APPLY WHAT YOU READ:
A) In the Hokkaido Ramen Dojo text, what price range do the bowls roughly fall in?
B) Print the part of the Hokkaido Ramen Dojo text that opens with the words containing "Lines spike hard" and closes with "with your noodles.".

--- TEXT UNDER STUDY ---

- Phone
- +81 123-23-0111
- Address
- 3F, Domestic Terminal Building, New Chitose Airport, Bibi, Chitose, Hokkaido 066-0012, Japan
Ten-plus ramen shops in one corridor at CTS Domestic
Hokkaido Ramen Dojo sits in the Domestic terminal food zone and pulls in big-city names from Sapporo and Asahikawa into one short hallway. It’s landside, so you can eat here even if you’re just meeting a flight. Think of it as a “ramen street”: more than ten counters side by side, each with its own specialty broth and toppings, all roughly in the ¥900–¥1,300 range.
Most shops are outposts of well-known city restaurants, so you can tick off a Sapporo miso style at one place, then try a saltier Asahikawa shio or shoyu at the next visit. A BoardingArea write‑up calls out that some counters run airport‑only bowls and toppings, and the photo menus often flag these limited items with big stickers or banners. If you care about bragging rights, those “CTS only” bowls are the move.
Lines spike hard around 12:00–13:30 and again from about 17:30, with Reddit and Google reviewers quoting 20–30 minute waits at the most famous names. Late morning (around 10:30–11:30) and mid‑afternoon (15:00–16:30) are when people report walking straight up. Seating is tight at each stall, and staff turn tables fast, so expect your empty bowl to vanish within seconds once you put your chopsticks down.
Prices run higher than downtown Sapporo: several FlyerTalk posters mention paying roughly ¥200–¥300 more than they did in the city for what is basically the same signature bowl. Still, for a sub‑¥1,500 lunch inside an airport, it’s good value, and the overall rating hovers around 4.0 on review sites. Soft drinks and beer add another ¥300–¥600 if you want a drink with your noodles.
What regulars do: CTS frequent flyers walk the entire hallway first, checking queue length and plastic food displays before committing to one shop. Many also hit the ramen dojo before buying Hokkaido chocolates and omiyage, because the pork and garlic smell can cling to souvenir bags. One practical tip: build at least 45 minutes into your schedule at peak times so a 30‑minute queue doesn’t eat your boarding call.

--- RECORDS PROVIDED ---

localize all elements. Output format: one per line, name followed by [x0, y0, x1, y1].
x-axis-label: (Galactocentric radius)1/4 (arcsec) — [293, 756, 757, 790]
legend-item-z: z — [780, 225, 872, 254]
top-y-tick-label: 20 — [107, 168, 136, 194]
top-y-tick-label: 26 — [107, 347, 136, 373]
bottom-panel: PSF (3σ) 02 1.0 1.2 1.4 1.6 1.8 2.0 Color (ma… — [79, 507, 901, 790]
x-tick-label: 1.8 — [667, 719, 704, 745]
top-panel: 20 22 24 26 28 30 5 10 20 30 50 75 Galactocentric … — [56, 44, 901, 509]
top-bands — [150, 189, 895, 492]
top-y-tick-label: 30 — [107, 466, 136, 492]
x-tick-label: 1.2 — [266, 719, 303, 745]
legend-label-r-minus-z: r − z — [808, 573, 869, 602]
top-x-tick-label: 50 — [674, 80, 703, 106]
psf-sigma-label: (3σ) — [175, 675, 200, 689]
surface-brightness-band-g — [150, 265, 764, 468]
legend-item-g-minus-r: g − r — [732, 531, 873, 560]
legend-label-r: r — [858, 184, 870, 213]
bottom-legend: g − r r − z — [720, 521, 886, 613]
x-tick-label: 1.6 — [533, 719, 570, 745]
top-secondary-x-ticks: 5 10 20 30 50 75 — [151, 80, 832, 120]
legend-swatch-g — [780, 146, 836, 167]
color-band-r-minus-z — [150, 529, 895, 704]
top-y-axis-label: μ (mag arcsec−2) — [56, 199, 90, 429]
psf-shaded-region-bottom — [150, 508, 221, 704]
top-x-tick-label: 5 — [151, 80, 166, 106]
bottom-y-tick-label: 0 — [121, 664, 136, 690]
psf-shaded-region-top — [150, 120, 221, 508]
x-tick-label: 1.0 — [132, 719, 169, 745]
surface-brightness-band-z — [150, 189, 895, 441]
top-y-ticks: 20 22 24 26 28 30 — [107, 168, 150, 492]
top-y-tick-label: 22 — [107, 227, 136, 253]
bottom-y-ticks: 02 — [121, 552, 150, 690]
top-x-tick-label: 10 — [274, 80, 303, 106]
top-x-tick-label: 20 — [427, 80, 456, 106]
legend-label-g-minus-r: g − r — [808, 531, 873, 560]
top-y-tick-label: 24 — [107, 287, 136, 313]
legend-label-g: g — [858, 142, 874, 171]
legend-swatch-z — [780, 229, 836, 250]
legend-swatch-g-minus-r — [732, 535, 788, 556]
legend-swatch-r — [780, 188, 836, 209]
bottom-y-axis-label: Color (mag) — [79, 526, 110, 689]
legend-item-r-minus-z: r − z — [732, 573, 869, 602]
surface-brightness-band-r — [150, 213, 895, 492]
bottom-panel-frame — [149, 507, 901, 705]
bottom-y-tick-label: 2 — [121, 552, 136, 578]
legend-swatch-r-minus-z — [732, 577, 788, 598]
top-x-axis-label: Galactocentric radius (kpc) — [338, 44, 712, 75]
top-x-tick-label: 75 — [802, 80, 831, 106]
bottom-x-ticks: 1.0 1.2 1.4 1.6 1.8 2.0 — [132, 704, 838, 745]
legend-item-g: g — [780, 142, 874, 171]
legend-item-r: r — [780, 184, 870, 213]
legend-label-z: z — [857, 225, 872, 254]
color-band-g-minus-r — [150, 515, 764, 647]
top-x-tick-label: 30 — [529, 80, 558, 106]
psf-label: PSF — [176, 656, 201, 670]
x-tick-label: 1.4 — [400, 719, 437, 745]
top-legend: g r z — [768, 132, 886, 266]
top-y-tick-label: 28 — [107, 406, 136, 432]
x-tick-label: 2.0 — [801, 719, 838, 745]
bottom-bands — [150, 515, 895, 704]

---

WRITTEN RESPONSES:
A) Roughly ¥900–¥1,300.

B)
Lines spike hard around 12:00–13:30 and again from about 17:30, with Reddit and Google reviewers quoting 20–30 minute waits at the most famous names. Late morning (around 10:30–11:30) and mid‑afternoon (15:00–16:30) are when people report walking straight up. Seating is tight at each stall, and staff turn tables fast, so expect your empty bowl to vanish within seconds once you put your chopsticks down.
Prices run higher than downtown Sapporo: several FlyerTalk posters mention paying roughly ¥200–¥300 more than they did in the city for what is basically the same signature bowl. Still, for a sub‑¥1,500 lunch inside an airport, it’s good value, and the overall rating hovers around 4.0 on review sites. Soft drinks and beer add another ¥300–¥600 if you want a drink with your noodles.